(Items from a dataset)

>> Start

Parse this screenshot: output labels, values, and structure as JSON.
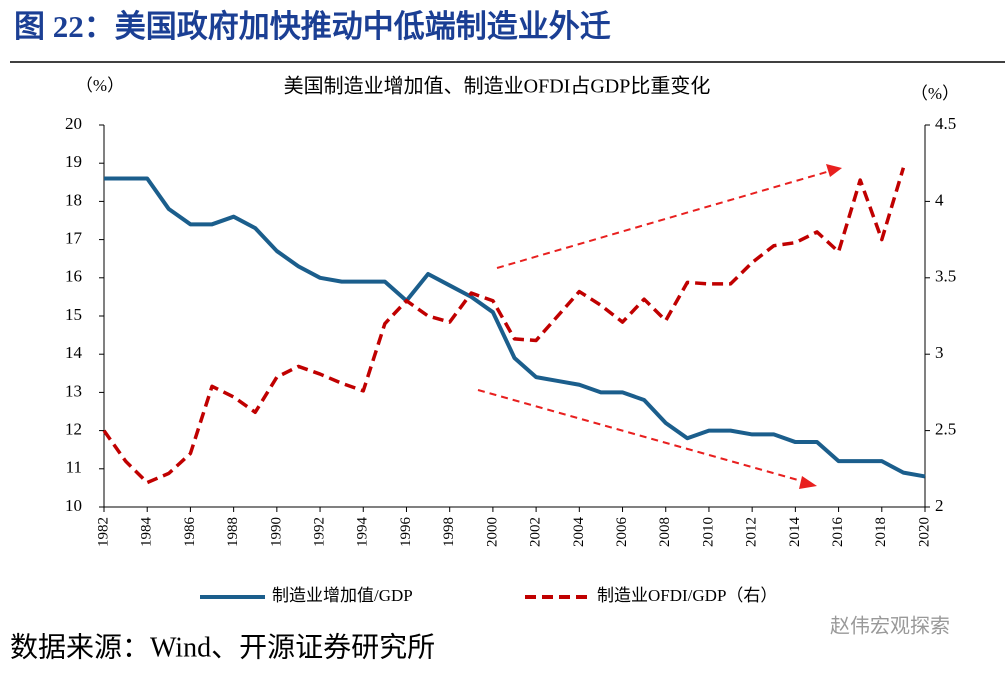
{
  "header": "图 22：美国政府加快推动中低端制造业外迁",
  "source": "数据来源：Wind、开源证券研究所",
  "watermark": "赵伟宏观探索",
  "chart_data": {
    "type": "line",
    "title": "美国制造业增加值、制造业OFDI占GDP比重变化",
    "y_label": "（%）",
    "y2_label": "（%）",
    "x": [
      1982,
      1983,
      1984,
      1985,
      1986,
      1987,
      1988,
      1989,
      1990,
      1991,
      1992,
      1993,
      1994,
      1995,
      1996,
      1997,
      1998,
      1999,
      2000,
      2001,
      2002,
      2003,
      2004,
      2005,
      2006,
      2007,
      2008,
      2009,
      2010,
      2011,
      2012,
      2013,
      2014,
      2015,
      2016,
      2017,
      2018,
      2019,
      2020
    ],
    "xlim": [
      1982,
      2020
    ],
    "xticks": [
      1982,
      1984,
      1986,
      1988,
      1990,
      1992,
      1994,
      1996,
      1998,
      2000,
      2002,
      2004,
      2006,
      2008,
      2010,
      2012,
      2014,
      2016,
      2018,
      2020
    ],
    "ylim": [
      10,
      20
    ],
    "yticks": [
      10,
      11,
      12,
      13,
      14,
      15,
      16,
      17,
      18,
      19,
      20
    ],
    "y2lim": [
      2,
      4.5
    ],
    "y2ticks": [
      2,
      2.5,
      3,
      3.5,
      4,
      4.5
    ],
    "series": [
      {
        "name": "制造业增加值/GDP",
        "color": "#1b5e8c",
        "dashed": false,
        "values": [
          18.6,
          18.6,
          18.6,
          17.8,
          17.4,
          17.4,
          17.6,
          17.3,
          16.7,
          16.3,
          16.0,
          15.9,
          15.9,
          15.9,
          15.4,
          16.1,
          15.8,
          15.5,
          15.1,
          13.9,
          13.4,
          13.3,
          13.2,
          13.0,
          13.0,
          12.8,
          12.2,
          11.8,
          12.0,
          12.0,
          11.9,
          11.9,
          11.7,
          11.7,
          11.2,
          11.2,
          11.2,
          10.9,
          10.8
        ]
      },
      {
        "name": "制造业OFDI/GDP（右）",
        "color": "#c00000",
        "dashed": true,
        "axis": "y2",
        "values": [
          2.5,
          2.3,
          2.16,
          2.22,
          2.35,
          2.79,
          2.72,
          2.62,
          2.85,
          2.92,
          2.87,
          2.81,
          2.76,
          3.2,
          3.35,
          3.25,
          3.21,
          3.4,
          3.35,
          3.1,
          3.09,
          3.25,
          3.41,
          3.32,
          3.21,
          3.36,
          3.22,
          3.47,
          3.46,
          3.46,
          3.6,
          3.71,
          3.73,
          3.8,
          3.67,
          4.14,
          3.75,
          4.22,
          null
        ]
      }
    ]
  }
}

>> End
>> Start

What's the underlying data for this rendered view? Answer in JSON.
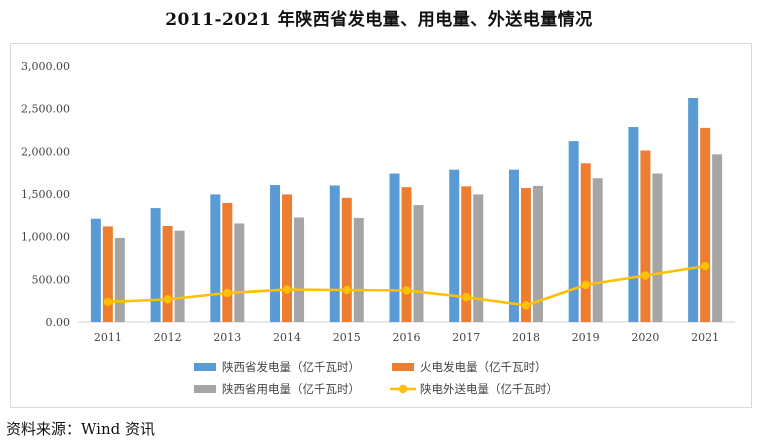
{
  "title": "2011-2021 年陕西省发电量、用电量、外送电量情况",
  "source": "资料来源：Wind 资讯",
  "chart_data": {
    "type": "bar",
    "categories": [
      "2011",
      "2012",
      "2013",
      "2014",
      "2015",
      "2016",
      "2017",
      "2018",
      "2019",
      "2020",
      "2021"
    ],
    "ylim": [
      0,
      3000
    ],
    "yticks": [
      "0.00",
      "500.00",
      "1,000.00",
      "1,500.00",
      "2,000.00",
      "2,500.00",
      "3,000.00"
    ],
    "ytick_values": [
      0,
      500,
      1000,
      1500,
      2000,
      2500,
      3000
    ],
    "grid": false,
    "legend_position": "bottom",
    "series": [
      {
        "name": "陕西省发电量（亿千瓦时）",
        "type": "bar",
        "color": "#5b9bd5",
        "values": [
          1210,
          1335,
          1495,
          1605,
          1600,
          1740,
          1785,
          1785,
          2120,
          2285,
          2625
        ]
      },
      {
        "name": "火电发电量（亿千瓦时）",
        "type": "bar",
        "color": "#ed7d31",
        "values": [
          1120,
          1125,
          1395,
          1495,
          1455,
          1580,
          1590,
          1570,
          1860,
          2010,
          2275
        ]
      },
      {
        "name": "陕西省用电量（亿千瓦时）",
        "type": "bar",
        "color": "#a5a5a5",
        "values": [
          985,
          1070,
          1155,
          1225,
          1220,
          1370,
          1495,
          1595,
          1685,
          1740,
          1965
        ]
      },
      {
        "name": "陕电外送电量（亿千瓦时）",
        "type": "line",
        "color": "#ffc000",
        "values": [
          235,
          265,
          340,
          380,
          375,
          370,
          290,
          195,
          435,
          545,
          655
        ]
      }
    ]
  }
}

>> End

Say how many lines have the string "title" in them, offering no words beyond the number.

2